Where the word "colors" occurs in a line, return that line.

┌─ DATA

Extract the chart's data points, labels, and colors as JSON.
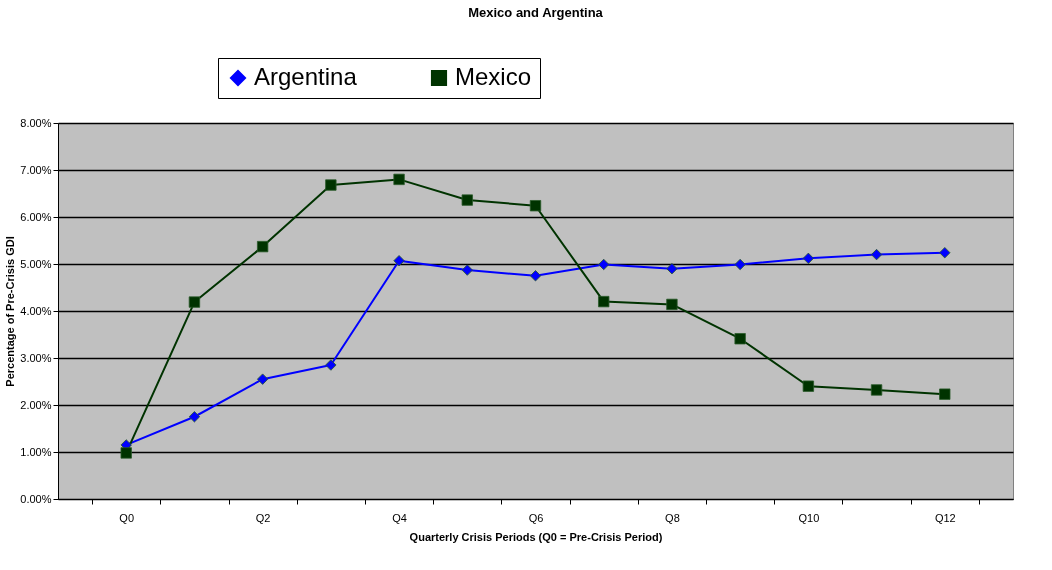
{
  "chart_data": {
    "type": "line",
    "title": "Mexico and Argentina",
    "xlabel": "Quarterly Crisis Periods (Q0 = Pre-Crisis Period)",
    "ylabel": "Percentage of Pre-Crisis GDI",
    "categories": [
      "Q0",
      null,
      "Q2",
      null,
      "Q4",
      null,
      "Q6",
      null,
      "Q8",
      null,
      "Q10",
      null,
      "Q12"
    ],
    "series": [
      {
        "name": "Argentina",
        "color": "#0000ff",
        "marker": "diamond",
        "values": [
          1.15,
          1.75,
          2.55,
          2.85,
          5.07,
          4.87,
          4.75,
          4.99,
          4.9,
          4.99,
          5.12,
          5.2,
          5.24
        ]
      },
      {
        "name": "Mexico",
        "color": "#003300",
        "marker": "square",
        "values": [
          0.98,
          4.19,
          5.37,
          6.68,
          6.8,
          6.36,
          6.24,
          4.2,
          4.14,
          3.41,
          2.4,
          2.32,
          2.23
        ]
      }
    ],
    "ylim": [
      0,
      8
    ],
    "yticks": [
      {
        "value": 0,
        "label": "0.00%"
      },
      {
        "value": 1,
        "label": "1.00%"
      },
      {
        "value": 2,
        "label": "2.00%"
      },
      {
        "value": 3,
        "label": "3.00%"
      },
      {
        "value": 4,
        "label": "4.00%"
      },
      {
        "value": 5,
        "label": "5.00%"
      },
      {
        "value": 6,
        "label": "6.00%"
      },
      {
        "value": 7,
        "label": "7.00%"
      },
      {
        "value": 8,
        "label": "8.00%"
      }
    ],
    "grid": "y",
    "legend": "top",
    "line_style": "solid"
  }
}
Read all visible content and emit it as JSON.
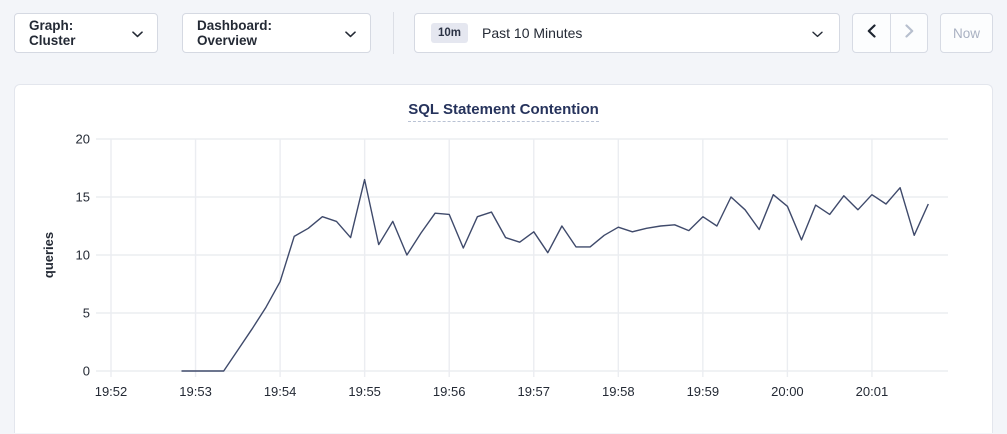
{
  "toolbar": {
    "graph_dropdown": {
      "label": "Graph: Cluster"
    },
    "dashboard_dropdown": {
      "label": "Dashboard: Overview"
    },
    "time_range": {
      "badge": "10m",
      "label": "Past 10 Minutes"
    },
    "now_button": {
      "label": "Now"
    }
  },
  "colors": {
    "page_bg": "#f3f5f9",
    "panel_bg": "#ffffff",
    "series_line": "#3f4a6b",
    "title_text": "#26335c",
    "gridline": "#ebedf1",
    "tick_text": "#242a35",
    "disabled_text": "#a9b1c2",
    "badge_bg": "#e5e7f0"
  },
  "chart_data": {
    "type": "line",
    "title": "SQL Statement Contention",
    "xlabel": "",
    "ylabel": "queries",
    "ylim": [
      0,
      20
    ],
    "yticks": [
      0,
      5,
      10,
      15,
      20
    ],
    "xticks": [
      "19:52",
      "19:53",
      "19:54",
      "19:55",
      "19:56",
      "19:57",
      "19:58",
      "19:59",
      "20:00",
      "20:01"
    ],
    "grid": true,
    "legend": "none",
    "interval_seconds": 10,
    "series": [
      {
        "name": "queries",
        "times": [
          "19:52:50",
          "19:53:00",
          "19:53:10",
          "19:53:20",
          "19:53:30",
          "19:53:40",
          "19:53:50",
          "19:54:00",
          "19:54:10",
          "19:54:20",
          "19:54:30",
          "19:54:40",
          "19:54:50",
          "19:55:00",
          "19:55:10",
          "19:55:20",
          "19:55:30",
          "19:55:40",
          "19:55:50",
          "19:56:00",
          "19:56:10",
          "19:56:20",
          "19:56:30",
          "19:56:40",
          "19:56:50",
          "19:57:00",
          "19:57:10",
          "19:57:20",
          "19:57:30",
          "19:57:40",
          "19:57:50",
          "19:58:00",
          "19:58:10",
          "19:58:20",
          "19:58:30",
          "19:58:40",
          "19:58:50",
          "19:59:00",
          "19:59:10",
          "19:59:20",
          "19:59:30",
          "19:59:40",
          "19:59:50",
          "20:00:00",
          "20:00:10",
          "20:00:20",
          "20:00:30",
          "20:00:40",
          "20:00:50",
          "20:01:00",
          "20:01:10",
          "20:01:20",
          "20:01:30",
          "20:01:40"
        ],
        "values": [
          0,
          0,
          0,
          0,
          1.8,
          3.6,
          5.5,
          7.7,
          11.6,
          12.3,
          13.3,
          12.9,
          11.5,
          16.5,
          10.9,
          12.9,
          10.0,
          11.9,
          13.6,
          13.5,
          10.6,
          13.3,
          13.7,
          11.5,
          11.1,
          12.0,
          10.2,
          12.5,
          10.7,
          10.7,
          11.7,
          12.4,
          12.0,
          12.3,
          12.5,
          12.6,
          12.1,
          13.3,
          12.5,
          15.0,
          13.9,
          12.2,
          15.2,
          14.2,
          11.3,
          14.3,
          13.5,
          15.1,
          13.9,
          15.2,
          14.4,
          15.8,
          11.7,
          14.4
        ]
      }
    ]
  }
}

└─

- EXERCISE OUTPUT -
Extract the chart's data points, labels, and colors as JSON.
  "colors": {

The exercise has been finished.